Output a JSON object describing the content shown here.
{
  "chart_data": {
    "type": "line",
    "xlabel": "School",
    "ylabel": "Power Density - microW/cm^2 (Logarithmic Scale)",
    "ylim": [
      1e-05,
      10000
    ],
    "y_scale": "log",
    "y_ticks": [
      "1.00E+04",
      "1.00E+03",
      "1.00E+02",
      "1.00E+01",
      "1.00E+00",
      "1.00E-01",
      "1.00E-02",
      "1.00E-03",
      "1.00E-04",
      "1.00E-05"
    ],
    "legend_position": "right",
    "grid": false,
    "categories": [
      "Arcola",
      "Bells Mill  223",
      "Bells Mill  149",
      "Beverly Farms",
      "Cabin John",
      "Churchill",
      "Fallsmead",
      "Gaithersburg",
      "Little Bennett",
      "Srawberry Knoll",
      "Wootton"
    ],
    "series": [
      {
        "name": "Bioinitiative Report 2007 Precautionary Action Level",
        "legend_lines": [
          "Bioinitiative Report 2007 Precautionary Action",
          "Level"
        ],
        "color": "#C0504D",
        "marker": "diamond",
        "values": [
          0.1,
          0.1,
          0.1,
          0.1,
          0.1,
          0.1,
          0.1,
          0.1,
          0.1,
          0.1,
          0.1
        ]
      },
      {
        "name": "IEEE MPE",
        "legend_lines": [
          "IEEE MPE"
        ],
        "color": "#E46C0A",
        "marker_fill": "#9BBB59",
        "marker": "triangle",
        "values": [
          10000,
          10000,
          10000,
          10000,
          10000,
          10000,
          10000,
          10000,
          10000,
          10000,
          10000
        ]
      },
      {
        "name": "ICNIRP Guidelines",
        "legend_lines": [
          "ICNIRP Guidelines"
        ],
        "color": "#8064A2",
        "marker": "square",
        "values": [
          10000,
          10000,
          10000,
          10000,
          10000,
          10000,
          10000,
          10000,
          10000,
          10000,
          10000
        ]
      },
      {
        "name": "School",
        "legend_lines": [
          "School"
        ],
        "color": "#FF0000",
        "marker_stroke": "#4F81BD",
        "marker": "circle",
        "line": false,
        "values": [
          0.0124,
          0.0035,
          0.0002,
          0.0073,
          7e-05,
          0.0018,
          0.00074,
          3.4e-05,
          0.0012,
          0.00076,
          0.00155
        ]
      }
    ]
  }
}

---+---

**Exercise goal**
From the listing, copy each line containing the word "Action".

**The reply**
        "name": "Bioinitiative Report 2007 Precautionary Action Level",
          "Bioinitiative Report 2007 Precautionary Action",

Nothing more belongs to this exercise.